Gather all lines in the entries below that include the word "digit".

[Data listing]
____

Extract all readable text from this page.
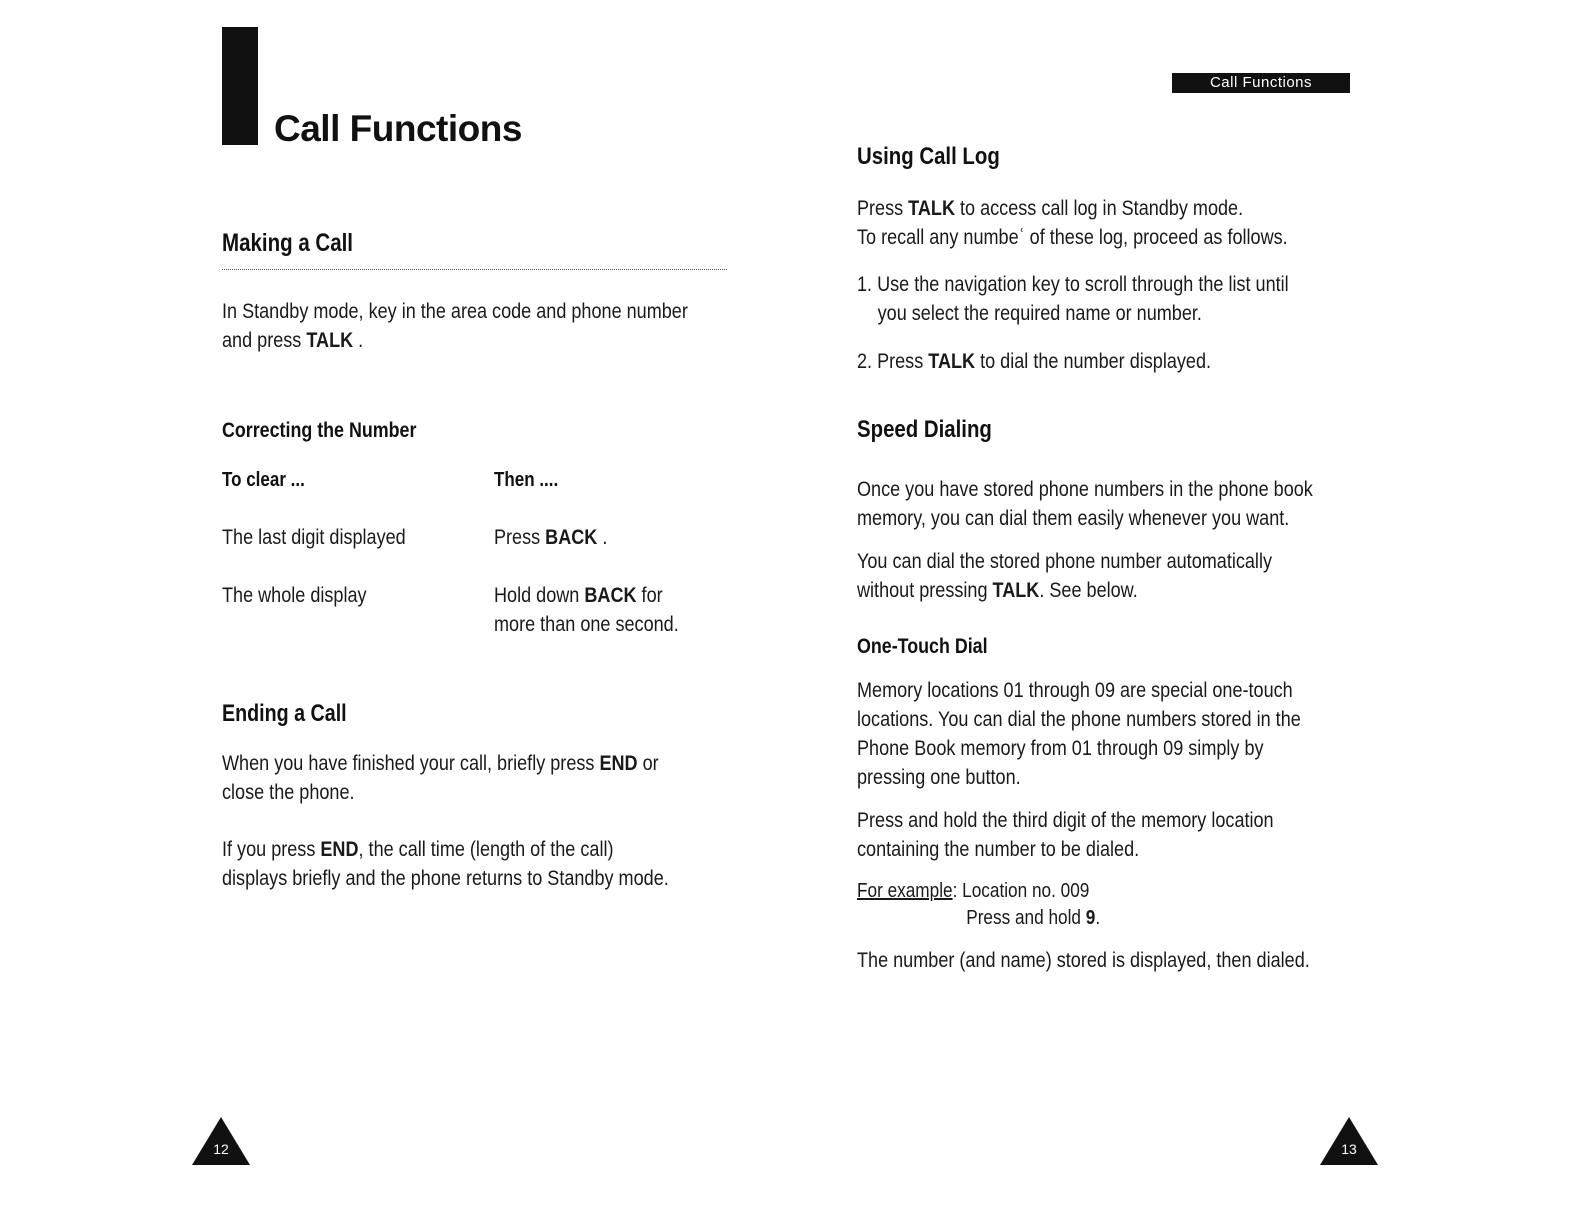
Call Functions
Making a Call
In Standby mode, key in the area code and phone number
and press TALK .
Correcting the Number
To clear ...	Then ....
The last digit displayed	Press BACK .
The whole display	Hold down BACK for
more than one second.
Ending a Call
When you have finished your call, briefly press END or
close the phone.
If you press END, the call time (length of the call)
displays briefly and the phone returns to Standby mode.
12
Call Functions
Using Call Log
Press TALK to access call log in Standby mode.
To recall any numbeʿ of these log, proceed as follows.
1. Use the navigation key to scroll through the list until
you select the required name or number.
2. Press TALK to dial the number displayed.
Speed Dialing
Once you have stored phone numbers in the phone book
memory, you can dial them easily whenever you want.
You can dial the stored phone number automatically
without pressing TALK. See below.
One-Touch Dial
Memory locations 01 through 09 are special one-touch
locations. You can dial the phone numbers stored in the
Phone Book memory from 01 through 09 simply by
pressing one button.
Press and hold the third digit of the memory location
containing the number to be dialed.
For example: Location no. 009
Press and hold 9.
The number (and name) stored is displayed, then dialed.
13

____

## Result of this exercise
The last digit displayed	Press BACK .
Press and hold the third digit of the memory location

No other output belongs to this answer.